What to do – Word for word, quote all of the material, omitting the pictures.

Task inputs –

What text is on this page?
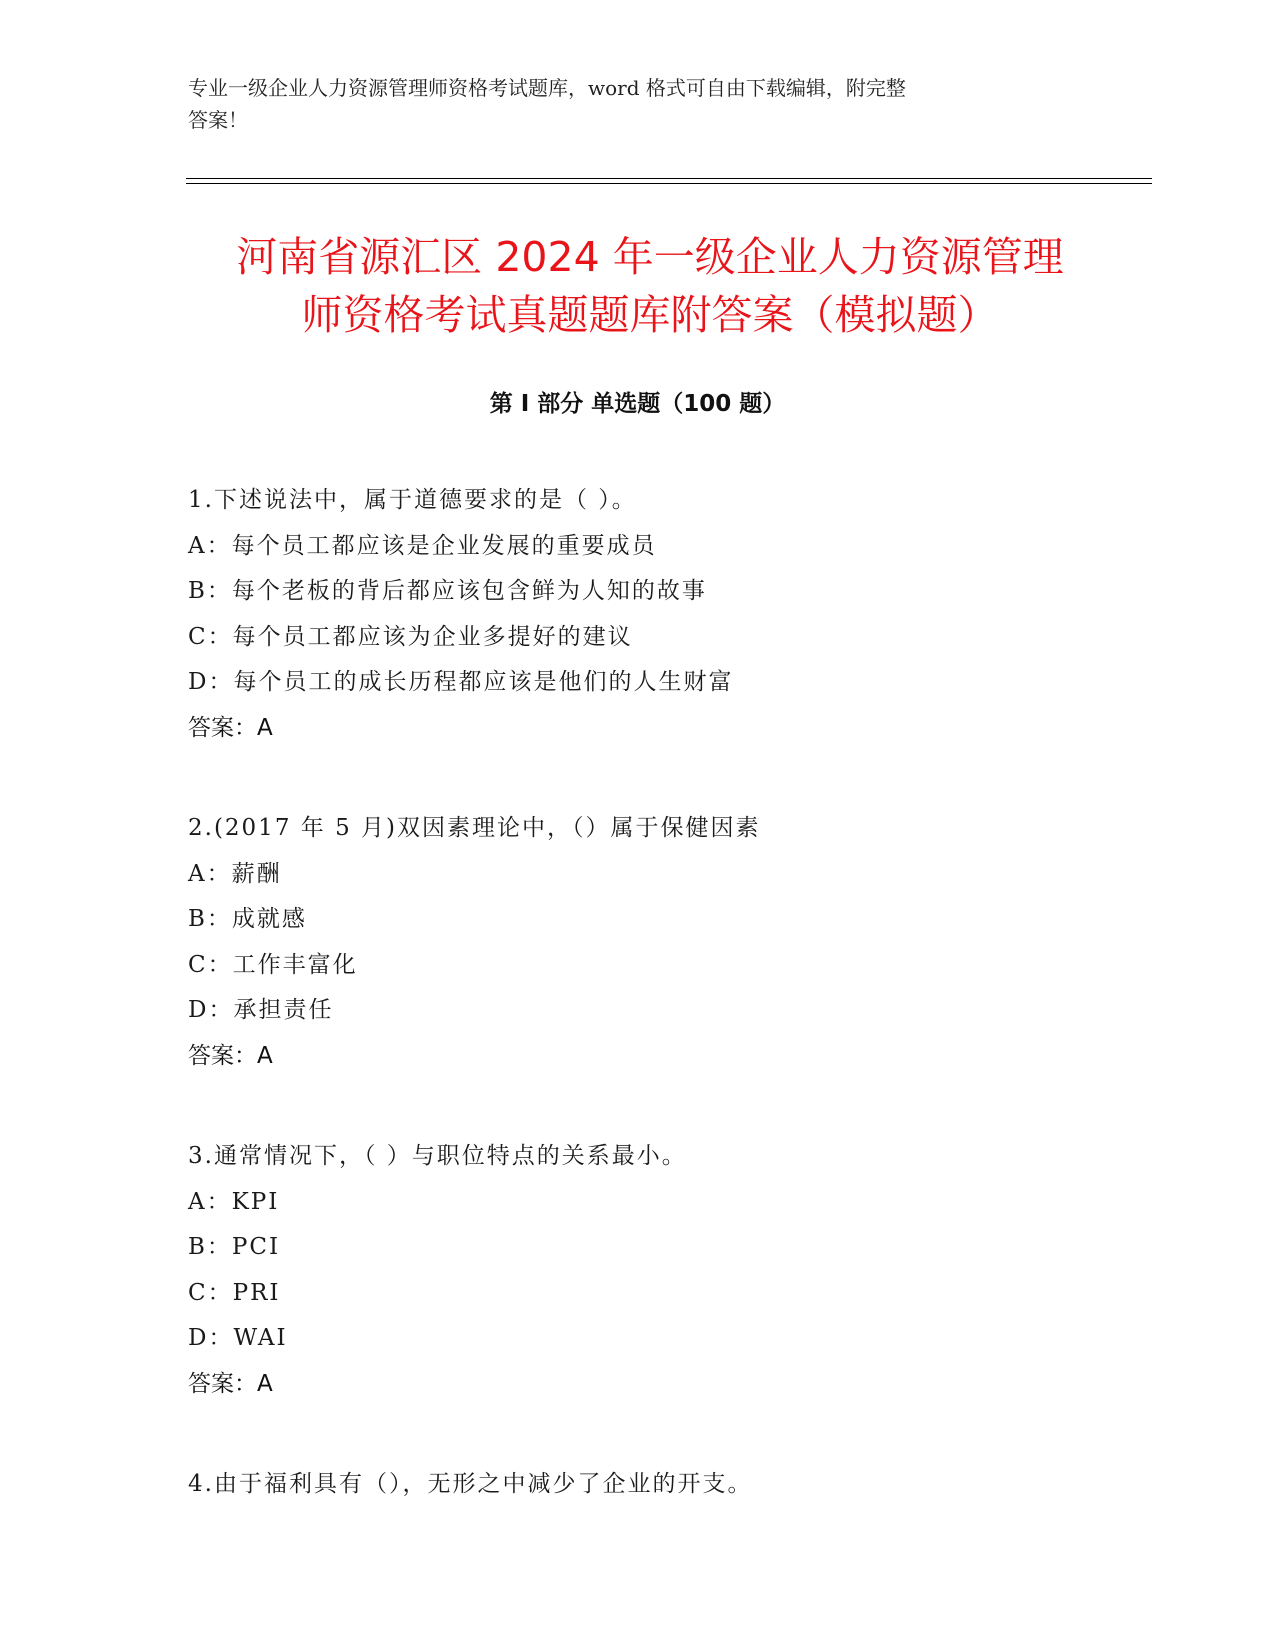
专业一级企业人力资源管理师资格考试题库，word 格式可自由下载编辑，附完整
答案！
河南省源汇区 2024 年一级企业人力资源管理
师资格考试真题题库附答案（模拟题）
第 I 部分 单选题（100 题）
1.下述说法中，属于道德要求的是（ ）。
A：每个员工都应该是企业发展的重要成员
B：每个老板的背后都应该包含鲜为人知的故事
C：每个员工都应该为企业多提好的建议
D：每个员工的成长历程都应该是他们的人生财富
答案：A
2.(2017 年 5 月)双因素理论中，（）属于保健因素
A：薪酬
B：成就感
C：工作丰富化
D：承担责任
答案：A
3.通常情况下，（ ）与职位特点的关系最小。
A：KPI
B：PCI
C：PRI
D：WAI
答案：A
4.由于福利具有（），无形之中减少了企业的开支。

Solution –
What text is on this page?
专业一级企业人力资源管理师资格考试题库，word 格式可自由下载编辑，附完整
答案！
河南省源汇区 2024 年一级企业人力资源管理
师资格考试真题题库附答案（模拟题）
第 I 部分 单选题（100 题）
1.下述说法中，属于道德要求的是（ ）。
A：每个员工都应该是企业发展的重要成员
B：每个老板的背后都应该包含鲜为人知的故事
C：每个员工都应该为企业多提好的建议
D：每个员工的成长历程都应该是他们的人生财富
答案：A
2.(2017 年 5 月)双因素理论中，（）属于保健因素
A：薪酬
B：成就感
C：工作丰富化
D：承担责任
答案：A
3.通常情况下，（ ）与职位特点的关系最小。
A：KPI
B：PCI
C：PRI
D：WAI
答案：A
4.由于福利具有（），无形之中减少了企业的开支。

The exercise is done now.